§ Goal
Examine the entries and show every line in which the word "Basic" is found.
----
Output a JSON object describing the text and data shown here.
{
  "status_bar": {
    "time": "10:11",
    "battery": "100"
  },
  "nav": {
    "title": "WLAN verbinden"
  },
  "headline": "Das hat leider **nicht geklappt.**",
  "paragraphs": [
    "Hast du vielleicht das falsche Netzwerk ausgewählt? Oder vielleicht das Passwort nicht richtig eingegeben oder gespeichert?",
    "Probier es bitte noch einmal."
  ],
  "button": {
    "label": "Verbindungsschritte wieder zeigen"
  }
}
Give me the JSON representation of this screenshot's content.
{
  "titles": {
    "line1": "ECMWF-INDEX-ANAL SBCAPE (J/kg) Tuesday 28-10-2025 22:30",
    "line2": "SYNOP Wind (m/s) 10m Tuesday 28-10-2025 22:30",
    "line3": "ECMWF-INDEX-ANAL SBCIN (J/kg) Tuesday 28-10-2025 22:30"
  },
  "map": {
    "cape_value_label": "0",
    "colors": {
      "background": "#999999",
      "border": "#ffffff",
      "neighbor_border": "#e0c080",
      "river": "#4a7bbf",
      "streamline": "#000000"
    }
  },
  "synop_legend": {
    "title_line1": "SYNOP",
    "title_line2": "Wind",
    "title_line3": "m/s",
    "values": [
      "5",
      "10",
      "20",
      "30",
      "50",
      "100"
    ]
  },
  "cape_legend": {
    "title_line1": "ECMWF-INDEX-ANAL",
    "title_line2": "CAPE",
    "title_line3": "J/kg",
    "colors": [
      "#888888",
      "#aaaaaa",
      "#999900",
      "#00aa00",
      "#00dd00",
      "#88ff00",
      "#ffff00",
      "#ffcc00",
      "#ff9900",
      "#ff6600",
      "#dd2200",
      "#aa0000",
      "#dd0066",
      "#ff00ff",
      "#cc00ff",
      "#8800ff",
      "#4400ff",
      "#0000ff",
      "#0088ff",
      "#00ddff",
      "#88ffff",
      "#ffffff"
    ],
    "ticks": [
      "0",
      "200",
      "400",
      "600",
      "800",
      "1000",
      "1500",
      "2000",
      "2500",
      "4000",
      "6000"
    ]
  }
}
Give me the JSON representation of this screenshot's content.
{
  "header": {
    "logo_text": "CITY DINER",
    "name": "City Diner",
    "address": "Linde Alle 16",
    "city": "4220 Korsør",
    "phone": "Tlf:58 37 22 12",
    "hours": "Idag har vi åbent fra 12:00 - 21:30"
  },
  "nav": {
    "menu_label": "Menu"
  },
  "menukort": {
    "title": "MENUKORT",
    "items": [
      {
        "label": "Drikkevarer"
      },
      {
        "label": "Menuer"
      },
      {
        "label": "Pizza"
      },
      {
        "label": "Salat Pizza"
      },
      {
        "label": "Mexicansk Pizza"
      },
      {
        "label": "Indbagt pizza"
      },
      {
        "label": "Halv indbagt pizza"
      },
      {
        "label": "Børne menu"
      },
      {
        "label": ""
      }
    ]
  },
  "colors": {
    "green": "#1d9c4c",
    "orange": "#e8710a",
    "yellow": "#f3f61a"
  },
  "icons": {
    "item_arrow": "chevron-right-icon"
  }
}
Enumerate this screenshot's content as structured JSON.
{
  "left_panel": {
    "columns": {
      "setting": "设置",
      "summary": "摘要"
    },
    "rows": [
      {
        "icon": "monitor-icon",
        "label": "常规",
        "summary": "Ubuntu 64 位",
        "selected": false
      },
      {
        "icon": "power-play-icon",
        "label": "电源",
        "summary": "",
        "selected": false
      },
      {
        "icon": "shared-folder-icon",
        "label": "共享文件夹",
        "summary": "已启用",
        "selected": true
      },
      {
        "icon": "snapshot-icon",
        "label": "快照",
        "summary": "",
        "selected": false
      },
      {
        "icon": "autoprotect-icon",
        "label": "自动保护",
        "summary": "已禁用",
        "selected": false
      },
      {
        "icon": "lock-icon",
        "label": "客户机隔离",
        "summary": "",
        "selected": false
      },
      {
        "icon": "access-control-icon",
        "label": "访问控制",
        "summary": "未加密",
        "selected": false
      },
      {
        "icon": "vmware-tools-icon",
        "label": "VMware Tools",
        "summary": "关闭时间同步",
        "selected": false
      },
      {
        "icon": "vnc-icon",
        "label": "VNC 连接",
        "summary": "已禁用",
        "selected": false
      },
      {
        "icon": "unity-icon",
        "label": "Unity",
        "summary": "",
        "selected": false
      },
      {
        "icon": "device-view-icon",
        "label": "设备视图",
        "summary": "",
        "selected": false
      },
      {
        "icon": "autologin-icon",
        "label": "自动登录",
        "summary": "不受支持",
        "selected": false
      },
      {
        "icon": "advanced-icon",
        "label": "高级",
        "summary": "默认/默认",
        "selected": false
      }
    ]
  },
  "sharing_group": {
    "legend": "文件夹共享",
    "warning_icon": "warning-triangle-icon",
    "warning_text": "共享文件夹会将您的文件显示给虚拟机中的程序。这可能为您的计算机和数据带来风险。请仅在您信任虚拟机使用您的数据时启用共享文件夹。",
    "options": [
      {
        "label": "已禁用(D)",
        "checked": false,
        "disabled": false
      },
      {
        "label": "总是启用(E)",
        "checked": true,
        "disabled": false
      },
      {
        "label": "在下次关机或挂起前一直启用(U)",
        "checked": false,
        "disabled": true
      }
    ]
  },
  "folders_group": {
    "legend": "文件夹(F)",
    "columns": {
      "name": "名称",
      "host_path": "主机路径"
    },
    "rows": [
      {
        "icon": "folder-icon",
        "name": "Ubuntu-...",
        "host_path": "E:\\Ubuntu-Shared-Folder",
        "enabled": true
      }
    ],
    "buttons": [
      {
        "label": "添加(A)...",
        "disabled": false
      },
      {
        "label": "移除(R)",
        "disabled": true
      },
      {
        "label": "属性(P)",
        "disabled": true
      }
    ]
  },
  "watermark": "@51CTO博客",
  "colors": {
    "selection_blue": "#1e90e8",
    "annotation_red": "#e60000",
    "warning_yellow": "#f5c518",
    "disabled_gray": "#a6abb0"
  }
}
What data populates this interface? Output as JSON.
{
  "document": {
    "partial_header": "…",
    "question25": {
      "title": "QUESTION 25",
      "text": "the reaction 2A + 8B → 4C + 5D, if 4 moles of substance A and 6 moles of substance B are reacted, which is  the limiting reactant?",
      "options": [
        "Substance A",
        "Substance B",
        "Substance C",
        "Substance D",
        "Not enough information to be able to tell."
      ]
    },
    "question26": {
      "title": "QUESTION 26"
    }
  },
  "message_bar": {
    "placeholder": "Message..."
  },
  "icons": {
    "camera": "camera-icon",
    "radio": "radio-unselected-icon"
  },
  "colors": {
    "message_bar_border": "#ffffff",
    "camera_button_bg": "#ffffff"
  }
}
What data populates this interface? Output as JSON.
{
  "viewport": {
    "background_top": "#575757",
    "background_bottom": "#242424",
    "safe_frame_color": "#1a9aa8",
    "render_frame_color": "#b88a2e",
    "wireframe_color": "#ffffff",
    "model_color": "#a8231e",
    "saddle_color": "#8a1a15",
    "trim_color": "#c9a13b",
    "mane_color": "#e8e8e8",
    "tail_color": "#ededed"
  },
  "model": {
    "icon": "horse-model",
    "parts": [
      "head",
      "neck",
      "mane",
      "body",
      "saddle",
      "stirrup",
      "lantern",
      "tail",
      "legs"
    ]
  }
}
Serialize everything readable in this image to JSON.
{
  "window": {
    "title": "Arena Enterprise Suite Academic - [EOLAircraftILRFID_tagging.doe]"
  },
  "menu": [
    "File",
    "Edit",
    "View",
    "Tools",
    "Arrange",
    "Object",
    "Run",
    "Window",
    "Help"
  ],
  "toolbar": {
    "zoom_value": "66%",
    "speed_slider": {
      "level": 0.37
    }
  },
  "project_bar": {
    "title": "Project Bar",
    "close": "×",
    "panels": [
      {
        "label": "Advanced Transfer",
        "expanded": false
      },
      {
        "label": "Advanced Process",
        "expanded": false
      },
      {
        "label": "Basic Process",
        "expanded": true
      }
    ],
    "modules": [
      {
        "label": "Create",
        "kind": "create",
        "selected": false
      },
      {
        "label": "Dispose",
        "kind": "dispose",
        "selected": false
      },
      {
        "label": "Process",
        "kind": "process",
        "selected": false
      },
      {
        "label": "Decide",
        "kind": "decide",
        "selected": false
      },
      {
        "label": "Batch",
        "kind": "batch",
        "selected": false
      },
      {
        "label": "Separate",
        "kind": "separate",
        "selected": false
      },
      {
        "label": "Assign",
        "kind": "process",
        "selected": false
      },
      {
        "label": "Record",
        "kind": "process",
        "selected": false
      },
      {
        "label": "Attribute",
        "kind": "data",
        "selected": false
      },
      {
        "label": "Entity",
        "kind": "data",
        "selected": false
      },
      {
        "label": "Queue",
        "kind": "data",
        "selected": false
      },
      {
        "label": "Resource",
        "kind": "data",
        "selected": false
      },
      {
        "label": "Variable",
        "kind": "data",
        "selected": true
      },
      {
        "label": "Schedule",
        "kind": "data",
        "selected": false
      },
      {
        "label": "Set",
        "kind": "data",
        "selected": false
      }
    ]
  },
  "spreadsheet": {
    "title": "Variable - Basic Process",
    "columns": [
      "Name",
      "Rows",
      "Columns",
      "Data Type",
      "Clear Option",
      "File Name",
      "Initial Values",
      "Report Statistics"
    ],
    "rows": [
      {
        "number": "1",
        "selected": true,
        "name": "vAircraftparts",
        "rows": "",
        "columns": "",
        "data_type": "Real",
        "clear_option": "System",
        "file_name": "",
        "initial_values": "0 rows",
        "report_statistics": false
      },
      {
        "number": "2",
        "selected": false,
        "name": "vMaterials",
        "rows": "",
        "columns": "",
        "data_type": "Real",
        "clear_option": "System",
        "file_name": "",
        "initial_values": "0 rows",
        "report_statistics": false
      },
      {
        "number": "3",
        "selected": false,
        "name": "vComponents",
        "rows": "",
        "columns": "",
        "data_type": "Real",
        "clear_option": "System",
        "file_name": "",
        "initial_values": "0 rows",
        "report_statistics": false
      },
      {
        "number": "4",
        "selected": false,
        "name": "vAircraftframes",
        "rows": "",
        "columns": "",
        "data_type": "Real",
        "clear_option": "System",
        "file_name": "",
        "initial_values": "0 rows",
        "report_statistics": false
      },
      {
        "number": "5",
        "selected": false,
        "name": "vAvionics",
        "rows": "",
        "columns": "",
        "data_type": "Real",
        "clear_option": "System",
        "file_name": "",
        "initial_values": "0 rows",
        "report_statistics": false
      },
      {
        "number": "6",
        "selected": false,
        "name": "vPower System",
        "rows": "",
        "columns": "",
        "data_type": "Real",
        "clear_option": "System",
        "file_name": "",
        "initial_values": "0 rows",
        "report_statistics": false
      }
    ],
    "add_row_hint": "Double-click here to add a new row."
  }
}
----
§ Result
        "label": "Basic Process",
    "title": "Variable - Basic Process",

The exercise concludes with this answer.